MATERIAL PROVIDED:

* * * * * * * * *

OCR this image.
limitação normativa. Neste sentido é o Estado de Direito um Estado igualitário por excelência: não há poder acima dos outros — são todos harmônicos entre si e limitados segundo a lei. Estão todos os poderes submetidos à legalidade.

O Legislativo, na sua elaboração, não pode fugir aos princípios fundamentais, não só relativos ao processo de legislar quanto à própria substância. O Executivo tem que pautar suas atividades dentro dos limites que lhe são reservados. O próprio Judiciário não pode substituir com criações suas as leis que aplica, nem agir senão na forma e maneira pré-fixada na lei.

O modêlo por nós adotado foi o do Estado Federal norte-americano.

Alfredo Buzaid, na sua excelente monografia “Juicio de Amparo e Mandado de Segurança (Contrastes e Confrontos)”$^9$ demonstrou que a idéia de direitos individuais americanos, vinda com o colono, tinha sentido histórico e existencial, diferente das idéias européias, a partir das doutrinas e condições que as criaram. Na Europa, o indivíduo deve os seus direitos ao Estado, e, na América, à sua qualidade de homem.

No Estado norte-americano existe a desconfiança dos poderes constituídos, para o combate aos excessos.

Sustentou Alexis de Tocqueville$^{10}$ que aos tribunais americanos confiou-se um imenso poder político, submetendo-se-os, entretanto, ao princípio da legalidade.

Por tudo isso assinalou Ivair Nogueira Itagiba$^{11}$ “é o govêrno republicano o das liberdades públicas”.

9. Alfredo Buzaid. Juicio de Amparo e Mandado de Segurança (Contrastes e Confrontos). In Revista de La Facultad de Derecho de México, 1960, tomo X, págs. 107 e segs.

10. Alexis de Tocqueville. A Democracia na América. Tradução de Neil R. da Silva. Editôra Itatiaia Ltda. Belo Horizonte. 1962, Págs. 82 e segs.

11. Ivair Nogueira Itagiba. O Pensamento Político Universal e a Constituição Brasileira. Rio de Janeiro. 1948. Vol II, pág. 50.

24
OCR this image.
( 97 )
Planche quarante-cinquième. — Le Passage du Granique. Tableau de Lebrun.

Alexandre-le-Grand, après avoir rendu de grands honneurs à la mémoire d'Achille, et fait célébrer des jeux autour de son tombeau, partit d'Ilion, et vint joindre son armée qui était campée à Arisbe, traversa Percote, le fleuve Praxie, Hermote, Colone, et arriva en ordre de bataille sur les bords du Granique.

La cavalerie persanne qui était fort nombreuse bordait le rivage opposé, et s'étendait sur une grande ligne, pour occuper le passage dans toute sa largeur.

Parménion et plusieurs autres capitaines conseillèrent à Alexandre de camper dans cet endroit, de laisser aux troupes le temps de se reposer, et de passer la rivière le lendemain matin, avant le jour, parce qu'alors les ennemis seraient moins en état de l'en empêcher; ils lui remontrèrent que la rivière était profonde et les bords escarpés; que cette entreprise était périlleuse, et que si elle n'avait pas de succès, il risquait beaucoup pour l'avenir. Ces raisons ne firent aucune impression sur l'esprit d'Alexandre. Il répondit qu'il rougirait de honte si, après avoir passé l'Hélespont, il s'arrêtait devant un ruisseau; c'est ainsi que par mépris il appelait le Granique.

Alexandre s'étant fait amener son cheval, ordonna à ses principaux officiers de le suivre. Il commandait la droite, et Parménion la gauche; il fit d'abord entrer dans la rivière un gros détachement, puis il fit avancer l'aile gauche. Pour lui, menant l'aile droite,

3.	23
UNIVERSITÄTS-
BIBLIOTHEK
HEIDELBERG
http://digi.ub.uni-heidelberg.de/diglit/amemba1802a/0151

* * * * * * * * *

Provide all the records again, word for word.

OCR this image.
limitação normativa. Neste sentido é o Estado de Direito um Estado igualitário por excelência: não há poder acima dos outros — são todos harmônicos entre si e limitados segundo a lei. Estão todos os poderes submetidos à legalidade.

O Legislativo, na sua elaboração, não pode fugir aos princípios fundamentais, não só relativos ao processo de legislar quanto à própria substância. O Executivo tem que pautar suas atividades dentro dos limites que lhe são reservados. O próprio Judiciário não pode substituir com criações suas as leis que aplica, nem agir senão na forma e maneira pré-fixada na lei.

O modêlo por nós adotado foi o do Estado Federal norte-americano.

Alfredo Buzaid, na sua excelente monografia “Juicio de Amparo e Mandado de Segurança (Contrastes e Confrontos)”$^9$ demonstrou que a idéia de direitos individuais americanos, vinda com o colono, tinha sentido histórico e existencial, diferente das idéias européias, a partir das doutrinas e condições que as criaram. Na Europa, o indivíduo deve os seus direitos ao Estado, e, na América, à sua qualidade de homem.

No Estado norte-americano existe a desconfiança dos poderes constituídos, para o combate aos excessos.

Sustentou Alexis de Tocqueville$^{10}$ que aos tribunais americanos confiou-se um imenso poder político, submetendo-se-os, entretanto, ao princípio da legalidade.

Por tudo isso assinalou Ivair Nogueira Itagiba$^{11}$ “é o govêrno republicano o das liberdades públicas”.

9. Alfredo Buzaid. Juicio de Amparo e Mandado de Segurança (Contrastes e Confrontos). In Revista de La Facultad de Derecho de México, 1960, tomo X, págs. 107 e segs.

10. Alexis de Tocqueville. A Democracia na América. Tradução de Neil R. da Silva. Editôra Itatiaia Ltda. Belo Horizonte. 1962, Págs. 82 e segs.

11. Ivair Nogueira Itagiba. O Pensamento Político Universal e a Constituição Brasileira. Rio de Janeiro. 1948. Vol II, pág. 50.

24
OCR this image.
( 97 )
Planche quarante-cinquième. — Le Passage du Granique. Tableau de Lebrun.

Alexandre-le-Grand, après avoir rendu de grands honneurs à la mémoire d'Achille, et fait célébrer des jeux autour de son tombeau, partit d'Ilion, et vint joindre son armée qui était campée à Arisbe, traversa Percote, le fleuve Praxie, Hermote, Colone, et arriva en ordre de bataille sur les bords du Granique.

La cavalerie persanne qui était fort nombreuse bordait le rivage opposé, et s'étendait sur une grande ligne, pour occuper le passage dans toute sa largeur.

Parménion et plusieurs autres capitaines conseillèrent à Alexandre de camper dans cet endroit, de laisser aux troupes le temps de se reposer, et de passer la rivière le lendemain matin, avant le jour, parce qu'alors les ennemis seraient moins en état de l'en empêcher; ils lui remontrèrent que la rivière était profonde et les bords escarpés; que cette entreprise était périlleuse, et que si elle n'avait pas de succès, il risquait beaucoup pour l'avenir. Ces raisons ne firent aucune impression sur l'esprit d'Alexandre. Il répondit qu'il rougirait de honte si, après avoir passé l'Hélespont, il s'arrêtait devant un ruisseau; c'est ainsi que par mépris il appelait le Granique.

Alexandre s'étant fait amener son cheval, ordonna à ses principaux officiers de le suivre. Il commandait la droite, et Parménion la gauche; il fit d'abord entrer dans la rivière un gros détachement, puis il fit avancer l'aile gauche. Pour lui, menant l'aile droite,

3.	23
UNIVERSITÄTS-
BIBLIOTHEK
HEIDELBERG
http://digi.ub.uni-heidelberg.de/diglit/amemba1802a/0151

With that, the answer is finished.